*** Dataset records Section Begins ***

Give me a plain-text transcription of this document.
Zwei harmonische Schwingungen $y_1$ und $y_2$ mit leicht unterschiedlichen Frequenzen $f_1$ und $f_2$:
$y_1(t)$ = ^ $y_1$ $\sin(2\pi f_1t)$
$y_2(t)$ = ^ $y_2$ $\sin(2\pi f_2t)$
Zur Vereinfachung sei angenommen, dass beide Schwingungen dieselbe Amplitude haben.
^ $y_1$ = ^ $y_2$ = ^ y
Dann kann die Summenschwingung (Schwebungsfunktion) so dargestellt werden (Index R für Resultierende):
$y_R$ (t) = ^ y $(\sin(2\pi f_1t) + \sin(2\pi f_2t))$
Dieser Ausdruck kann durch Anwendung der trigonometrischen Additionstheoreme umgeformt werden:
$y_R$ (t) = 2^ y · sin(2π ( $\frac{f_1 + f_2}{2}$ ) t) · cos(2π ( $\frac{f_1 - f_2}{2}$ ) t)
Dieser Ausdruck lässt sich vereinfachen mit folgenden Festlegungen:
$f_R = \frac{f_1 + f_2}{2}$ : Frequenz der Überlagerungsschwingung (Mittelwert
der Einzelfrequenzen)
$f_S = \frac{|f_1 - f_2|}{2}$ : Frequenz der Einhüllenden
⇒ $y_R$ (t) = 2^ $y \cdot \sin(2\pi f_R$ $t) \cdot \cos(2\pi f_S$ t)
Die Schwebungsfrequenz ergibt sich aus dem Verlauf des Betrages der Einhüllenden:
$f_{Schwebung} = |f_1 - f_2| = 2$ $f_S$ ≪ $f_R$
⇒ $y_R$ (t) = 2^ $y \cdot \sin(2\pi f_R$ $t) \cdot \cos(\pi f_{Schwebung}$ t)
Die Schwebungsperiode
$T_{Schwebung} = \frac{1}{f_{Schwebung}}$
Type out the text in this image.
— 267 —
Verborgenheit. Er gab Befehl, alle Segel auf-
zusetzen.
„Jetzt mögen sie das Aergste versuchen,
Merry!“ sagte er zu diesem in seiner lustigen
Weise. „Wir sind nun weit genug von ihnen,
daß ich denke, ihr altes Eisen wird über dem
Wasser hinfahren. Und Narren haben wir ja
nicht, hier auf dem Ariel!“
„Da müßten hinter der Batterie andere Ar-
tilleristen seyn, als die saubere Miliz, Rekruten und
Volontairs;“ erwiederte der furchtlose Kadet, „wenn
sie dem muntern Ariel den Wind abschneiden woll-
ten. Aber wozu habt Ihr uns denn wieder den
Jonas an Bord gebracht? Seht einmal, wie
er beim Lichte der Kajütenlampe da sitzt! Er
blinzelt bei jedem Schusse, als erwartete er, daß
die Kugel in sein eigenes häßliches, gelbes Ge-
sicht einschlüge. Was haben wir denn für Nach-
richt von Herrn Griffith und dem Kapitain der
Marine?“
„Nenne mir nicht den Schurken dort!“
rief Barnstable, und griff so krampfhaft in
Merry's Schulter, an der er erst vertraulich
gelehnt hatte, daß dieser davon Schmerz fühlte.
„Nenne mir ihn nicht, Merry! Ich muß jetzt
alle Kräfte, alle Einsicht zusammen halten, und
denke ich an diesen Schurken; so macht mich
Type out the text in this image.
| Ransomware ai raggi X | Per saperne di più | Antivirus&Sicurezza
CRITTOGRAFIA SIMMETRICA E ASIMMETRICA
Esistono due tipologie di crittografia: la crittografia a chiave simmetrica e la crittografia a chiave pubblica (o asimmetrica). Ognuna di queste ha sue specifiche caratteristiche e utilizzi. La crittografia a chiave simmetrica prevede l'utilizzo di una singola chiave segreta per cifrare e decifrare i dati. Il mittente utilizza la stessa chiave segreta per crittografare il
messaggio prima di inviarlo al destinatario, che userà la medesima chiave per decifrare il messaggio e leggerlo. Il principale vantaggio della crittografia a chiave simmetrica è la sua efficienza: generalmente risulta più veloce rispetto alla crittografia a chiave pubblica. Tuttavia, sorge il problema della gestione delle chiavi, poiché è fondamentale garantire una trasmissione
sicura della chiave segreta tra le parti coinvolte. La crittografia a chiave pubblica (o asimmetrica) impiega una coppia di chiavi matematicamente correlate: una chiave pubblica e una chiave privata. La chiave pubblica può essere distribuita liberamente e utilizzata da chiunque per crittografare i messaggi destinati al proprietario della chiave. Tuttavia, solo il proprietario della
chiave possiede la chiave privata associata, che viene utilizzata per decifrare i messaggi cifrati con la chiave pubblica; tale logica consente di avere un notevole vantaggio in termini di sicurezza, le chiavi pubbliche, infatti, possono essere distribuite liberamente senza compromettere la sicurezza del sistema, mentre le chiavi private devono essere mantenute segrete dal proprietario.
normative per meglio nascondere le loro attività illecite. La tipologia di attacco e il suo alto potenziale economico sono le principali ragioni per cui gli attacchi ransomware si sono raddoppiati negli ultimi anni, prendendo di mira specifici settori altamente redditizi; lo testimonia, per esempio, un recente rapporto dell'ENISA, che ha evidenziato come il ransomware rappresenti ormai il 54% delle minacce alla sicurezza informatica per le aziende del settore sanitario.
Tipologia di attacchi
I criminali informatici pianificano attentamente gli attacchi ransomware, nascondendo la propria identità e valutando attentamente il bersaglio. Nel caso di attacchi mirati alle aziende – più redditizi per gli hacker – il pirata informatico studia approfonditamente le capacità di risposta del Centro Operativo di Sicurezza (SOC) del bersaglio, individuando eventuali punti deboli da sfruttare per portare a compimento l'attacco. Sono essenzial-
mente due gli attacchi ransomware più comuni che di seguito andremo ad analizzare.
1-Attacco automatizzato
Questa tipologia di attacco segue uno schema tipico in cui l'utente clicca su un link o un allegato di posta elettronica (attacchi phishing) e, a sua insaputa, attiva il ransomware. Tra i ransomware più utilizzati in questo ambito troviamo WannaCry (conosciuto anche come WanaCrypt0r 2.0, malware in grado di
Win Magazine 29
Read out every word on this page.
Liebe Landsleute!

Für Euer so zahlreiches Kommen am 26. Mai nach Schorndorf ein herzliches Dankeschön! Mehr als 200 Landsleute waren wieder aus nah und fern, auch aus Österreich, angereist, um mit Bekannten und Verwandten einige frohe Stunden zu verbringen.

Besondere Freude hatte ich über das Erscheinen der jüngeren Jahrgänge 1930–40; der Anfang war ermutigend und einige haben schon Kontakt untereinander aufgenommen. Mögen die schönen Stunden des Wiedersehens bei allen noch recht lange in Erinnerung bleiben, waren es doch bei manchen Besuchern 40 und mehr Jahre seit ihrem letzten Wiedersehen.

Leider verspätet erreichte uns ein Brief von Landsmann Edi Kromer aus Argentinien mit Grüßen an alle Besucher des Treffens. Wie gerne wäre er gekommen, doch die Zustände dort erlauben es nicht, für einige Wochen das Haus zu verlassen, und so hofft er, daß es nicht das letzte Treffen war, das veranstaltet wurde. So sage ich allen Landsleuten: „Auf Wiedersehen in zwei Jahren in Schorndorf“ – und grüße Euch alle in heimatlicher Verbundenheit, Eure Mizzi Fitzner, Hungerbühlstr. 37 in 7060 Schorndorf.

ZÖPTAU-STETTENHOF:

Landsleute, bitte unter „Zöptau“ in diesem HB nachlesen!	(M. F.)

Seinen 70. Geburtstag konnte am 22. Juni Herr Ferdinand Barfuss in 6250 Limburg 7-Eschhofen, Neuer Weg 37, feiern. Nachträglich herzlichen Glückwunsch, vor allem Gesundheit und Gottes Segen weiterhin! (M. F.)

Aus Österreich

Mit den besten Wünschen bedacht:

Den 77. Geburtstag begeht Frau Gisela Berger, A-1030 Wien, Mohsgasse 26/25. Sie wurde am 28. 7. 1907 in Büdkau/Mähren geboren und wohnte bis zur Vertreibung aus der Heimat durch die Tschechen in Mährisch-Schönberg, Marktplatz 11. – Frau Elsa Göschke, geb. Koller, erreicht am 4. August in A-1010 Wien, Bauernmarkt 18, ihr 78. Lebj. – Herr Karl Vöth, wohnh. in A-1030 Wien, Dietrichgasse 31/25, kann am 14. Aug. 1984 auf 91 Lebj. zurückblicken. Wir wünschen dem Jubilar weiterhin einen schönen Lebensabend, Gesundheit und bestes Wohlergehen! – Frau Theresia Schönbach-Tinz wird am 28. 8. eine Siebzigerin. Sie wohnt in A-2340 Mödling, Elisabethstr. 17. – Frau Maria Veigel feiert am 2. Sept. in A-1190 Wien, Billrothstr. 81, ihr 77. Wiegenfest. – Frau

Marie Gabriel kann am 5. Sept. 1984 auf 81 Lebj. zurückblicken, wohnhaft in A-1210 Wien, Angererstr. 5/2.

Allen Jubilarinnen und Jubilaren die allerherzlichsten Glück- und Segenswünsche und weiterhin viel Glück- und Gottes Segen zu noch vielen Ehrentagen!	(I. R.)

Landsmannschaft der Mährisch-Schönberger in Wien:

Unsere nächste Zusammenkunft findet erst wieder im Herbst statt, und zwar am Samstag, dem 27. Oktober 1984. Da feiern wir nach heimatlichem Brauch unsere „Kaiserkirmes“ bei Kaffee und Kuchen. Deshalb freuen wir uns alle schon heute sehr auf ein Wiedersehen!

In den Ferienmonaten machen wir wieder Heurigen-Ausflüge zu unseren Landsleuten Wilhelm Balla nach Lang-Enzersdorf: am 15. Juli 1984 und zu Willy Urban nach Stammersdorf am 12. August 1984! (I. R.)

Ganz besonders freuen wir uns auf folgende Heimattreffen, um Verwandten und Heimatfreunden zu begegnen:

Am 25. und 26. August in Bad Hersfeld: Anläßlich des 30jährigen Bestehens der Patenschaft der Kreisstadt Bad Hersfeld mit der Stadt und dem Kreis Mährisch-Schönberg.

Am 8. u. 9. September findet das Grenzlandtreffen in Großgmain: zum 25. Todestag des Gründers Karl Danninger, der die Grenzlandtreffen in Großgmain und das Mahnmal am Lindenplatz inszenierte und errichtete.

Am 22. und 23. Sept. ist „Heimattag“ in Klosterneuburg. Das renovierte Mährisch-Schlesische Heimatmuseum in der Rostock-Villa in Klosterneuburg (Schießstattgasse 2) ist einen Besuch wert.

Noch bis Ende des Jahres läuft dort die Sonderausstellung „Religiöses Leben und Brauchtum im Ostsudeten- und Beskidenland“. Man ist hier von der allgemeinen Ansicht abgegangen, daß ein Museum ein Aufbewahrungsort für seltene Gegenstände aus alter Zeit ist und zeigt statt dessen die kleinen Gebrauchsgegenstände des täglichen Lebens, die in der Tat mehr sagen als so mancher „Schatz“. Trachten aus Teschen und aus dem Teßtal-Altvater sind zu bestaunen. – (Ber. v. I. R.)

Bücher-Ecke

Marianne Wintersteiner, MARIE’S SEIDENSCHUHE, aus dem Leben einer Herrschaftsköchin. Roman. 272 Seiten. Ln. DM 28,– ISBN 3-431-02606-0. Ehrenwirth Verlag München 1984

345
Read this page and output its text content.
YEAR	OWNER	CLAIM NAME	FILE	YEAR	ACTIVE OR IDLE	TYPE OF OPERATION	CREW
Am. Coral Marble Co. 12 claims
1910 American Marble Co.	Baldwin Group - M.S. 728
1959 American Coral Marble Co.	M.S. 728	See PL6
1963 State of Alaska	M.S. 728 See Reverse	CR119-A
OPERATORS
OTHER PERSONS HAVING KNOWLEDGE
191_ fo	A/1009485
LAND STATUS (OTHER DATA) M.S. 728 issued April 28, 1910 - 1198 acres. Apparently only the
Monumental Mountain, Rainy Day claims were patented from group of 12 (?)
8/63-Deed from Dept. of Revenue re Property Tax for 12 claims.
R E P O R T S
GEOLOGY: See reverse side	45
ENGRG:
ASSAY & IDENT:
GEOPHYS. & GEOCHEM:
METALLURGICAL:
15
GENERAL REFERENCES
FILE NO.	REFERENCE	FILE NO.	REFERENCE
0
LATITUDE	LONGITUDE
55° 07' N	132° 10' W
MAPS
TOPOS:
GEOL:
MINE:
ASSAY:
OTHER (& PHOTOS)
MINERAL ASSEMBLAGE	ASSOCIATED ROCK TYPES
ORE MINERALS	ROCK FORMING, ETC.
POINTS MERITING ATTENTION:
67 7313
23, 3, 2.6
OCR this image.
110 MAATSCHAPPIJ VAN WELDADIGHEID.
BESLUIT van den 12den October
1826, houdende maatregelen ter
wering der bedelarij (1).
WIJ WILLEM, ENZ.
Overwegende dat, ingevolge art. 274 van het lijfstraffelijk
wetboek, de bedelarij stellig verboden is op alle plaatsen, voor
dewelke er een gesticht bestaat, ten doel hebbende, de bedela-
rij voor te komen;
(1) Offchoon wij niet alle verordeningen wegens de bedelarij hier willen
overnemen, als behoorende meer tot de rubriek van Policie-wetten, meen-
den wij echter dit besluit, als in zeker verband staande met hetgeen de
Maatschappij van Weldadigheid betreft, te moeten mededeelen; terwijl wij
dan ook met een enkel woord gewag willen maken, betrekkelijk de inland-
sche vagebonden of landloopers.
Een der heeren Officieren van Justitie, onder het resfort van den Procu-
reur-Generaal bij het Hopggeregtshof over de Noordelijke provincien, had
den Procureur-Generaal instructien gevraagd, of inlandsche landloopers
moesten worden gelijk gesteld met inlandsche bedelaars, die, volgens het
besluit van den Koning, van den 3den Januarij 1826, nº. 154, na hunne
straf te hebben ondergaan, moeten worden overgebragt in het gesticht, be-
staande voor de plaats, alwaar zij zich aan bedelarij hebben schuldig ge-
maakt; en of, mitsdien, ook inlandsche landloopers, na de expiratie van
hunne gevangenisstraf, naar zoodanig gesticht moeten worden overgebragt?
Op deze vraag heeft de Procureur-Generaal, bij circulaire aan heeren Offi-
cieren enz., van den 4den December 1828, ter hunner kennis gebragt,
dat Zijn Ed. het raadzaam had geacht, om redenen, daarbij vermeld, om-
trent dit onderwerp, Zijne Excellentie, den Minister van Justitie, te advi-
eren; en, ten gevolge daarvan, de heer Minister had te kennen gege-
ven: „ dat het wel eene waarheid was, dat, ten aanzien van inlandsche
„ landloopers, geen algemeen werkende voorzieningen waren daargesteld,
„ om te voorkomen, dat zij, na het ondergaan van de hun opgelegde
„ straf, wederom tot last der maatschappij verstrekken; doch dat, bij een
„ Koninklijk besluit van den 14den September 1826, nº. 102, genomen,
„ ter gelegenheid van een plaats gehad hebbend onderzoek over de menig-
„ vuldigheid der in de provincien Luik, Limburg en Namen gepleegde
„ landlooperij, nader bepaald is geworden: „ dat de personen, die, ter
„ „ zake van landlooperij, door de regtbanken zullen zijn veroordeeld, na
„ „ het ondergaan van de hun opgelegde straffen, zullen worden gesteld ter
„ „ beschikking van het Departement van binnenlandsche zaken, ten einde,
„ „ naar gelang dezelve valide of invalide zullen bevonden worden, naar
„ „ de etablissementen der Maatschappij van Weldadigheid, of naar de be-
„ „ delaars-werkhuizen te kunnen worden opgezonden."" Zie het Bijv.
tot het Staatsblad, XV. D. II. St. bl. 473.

*** Dataset records Section Ends ***

Exercise instructions: What lines in the data include the string "della"? Copy each one.

Problem solution:
messaggio prima di inviarlo al destinatario, che userà la medesima chiave per decifrare il messaggio e leggerlo. Il principale vantaggio della crittografia a chiave simmetrica è la sua efficienza: generalmente risulta più veloce rispetto alla crittografia a chiave pubblica. Tuttavia, sorge il problema della gestione delle chiavi, poiché è fondamentale garantire una trasmissione
sicura della chiave segreta tra le parti coinvolte. La crittografia a chiave pubblica (o asimmetrica) impiega una coppia di chiavi matematicamente correlate: una chiave pubblica e una chiave privata. La chiave pubblica può essere distribuita liberamente e utilizzata da chiunque per crittografare i messaggi destinati al proprietario della chiave. Tuttavia, solo il proprietario della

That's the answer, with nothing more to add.